- [ENTRIES PROVIDED]:
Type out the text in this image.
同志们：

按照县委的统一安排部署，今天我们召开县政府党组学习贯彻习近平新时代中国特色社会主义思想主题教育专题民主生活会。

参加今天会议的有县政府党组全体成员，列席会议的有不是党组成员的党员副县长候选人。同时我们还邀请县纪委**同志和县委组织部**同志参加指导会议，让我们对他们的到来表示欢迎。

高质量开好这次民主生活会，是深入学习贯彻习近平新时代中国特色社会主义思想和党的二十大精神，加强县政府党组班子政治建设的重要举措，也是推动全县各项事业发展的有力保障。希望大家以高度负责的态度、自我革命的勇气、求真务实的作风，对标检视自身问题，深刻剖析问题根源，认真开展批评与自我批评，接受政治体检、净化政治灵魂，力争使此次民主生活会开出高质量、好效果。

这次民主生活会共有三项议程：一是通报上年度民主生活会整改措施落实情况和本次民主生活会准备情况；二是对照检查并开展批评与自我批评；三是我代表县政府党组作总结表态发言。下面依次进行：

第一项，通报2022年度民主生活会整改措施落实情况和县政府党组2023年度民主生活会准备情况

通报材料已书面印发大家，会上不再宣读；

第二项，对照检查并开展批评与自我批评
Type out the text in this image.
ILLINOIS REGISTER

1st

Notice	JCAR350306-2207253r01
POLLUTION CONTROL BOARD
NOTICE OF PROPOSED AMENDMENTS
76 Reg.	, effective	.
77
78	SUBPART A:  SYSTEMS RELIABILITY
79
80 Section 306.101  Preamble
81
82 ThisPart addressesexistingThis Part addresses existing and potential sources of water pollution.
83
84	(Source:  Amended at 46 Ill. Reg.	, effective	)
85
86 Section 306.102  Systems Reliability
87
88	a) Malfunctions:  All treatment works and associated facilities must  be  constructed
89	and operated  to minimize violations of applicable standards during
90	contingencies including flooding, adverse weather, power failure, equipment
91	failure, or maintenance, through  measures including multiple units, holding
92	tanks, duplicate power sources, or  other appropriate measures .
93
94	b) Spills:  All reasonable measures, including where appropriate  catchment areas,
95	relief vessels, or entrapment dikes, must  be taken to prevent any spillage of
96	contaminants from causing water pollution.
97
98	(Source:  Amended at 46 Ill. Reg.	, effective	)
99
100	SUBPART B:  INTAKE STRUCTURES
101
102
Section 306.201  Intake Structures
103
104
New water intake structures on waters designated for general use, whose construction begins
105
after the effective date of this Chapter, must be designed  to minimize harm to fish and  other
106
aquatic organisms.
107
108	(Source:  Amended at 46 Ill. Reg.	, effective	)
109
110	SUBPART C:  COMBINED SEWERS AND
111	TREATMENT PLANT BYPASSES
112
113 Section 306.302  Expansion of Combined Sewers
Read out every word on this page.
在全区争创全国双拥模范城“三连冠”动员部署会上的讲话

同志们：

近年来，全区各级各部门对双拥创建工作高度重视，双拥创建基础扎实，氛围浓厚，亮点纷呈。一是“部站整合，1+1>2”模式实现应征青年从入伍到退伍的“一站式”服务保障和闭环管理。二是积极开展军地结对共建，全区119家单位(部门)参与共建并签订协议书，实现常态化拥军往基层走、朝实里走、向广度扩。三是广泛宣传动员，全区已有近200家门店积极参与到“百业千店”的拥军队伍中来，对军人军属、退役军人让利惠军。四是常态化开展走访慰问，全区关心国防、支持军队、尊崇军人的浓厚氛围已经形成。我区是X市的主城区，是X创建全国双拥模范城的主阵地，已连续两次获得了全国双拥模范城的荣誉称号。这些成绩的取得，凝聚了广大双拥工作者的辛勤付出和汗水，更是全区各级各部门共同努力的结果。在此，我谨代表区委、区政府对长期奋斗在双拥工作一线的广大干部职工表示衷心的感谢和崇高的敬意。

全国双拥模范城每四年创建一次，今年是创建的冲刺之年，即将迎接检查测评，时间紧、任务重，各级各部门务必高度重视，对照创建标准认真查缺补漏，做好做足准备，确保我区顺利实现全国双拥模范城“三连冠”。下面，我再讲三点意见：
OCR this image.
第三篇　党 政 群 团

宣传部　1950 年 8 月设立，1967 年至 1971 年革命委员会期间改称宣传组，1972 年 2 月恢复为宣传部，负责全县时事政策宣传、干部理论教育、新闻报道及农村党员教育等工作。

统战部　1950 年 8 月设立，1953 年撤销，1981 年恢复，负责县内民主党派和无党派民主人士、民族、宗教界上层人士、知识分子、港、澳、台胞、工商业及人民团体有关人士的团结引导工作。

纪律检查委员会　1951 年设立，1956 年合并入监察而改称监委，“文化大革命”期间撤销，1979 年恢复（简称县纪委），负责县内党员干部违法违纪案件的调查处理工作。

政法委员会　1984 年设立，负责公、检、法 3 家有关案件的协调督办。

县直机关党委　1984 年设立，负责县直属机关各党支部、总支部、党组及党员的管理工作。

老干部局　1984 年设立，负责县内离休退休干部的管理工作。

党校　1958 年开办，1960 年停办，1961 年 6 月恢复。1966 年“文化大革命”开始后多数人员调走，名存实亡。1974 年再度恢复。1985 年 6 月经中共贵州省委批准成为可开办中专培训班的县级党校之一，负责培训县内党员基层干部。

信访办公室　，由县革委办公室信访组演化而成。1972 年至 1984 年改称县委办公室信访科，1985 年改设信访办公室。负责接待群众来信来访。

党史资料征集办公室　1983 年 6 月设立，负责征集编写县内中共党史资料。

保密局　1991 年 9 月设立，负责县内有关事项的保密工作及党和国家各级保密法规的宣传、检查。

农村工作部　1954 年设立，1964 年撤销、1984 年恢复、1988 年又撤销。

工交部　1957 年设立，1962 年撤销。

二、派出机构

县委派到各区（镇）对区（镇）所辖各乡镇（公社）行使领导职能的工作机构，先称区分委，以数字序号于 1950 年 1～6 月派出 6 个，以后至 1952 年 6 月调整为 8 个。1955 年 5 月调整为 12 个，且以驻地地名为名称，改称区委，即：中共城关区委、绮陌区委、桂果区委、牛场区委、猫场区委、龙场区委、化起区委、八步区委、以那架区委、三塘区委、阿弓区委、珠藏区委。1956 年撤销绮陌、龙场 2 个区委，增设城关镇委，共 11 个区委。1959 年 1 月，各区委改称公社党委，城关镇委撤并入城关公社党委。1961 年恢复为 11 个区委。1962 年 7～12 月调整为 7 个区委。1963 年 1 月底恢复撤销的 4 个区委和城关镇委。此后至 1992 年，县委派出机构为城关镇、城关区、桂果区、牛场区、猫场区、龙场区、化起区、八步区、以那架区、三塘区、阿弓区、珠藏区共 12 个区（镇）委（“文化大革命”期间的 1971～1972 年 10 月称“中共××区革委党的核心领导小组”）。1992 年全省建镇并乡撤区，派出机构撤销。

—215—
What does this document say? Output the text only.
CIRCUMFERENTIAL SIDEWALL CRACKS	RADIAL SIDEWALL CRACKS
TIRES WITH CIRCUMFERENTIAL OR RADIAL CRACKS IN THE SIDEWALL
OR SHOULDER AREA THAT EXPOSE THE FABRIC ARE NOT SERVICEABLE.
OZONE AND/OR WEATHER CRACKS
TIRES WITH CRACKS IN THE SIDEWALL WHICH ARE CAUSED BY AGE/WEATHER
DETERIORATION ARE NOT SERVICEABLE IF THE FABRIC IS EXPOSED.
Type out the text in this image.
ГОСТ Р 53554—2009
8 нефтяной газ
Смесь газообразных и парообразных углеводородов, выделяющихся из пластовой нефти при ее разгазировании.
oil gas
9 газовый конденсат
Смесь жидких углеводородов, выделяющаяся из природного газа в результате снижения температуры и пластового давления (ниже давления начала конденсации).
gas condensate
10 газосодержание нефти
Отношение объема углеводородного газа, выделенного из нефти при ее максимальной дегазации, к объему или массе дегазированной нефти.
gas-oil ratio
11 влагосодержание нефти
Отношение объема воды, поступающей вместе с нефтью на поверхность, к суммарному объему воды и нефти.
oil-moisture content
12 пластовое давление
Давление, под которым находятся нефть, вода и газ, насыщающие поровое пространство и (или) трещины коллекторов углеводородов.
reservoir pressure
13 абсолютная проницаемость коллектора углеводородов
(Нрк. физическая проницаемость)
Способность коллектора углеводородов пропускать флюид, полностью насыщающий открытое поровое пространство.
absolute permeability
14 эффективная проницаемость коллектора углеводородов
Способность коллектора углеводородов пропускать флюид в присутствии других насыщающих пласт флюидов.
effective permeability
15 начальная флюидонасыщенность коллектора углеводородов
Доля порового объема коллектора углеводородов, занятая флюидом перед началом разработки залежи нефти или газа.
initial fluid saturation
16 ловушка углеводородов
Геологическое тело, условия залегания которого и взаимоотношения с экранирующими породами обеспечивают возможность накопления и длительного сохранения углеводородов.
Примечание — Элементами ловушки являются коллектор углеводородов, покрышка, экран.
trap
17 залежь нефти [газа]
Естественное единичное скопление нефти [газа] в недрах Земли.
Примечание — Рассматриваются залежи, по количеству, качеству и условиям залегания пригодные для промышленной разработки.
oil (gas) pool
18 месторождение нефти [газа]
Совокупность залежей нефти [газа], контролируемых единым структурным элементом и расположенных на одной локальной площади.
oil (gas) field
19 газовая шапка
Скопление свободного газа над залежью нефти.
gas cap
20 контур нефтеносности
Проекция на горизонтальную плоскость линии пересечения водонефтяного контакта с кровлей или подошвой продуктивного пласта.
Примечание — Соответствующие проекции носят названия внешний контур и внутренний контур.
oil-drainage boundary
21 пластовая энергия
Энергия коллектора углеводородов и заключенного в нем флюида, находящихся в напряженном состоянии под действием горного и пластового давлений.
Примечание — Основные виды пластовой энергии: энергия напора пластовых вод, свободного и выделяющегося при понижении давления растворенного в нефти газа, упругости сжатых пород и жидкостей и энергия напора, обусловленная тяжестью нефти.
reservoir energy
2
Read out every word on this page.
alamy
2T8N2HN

- [INSTRUCTION]: Tally up how many lines in the preceding listing contain the word "CIRCUMFERENTIAL". Give nothing but the number.

- [OUTPUT]: 2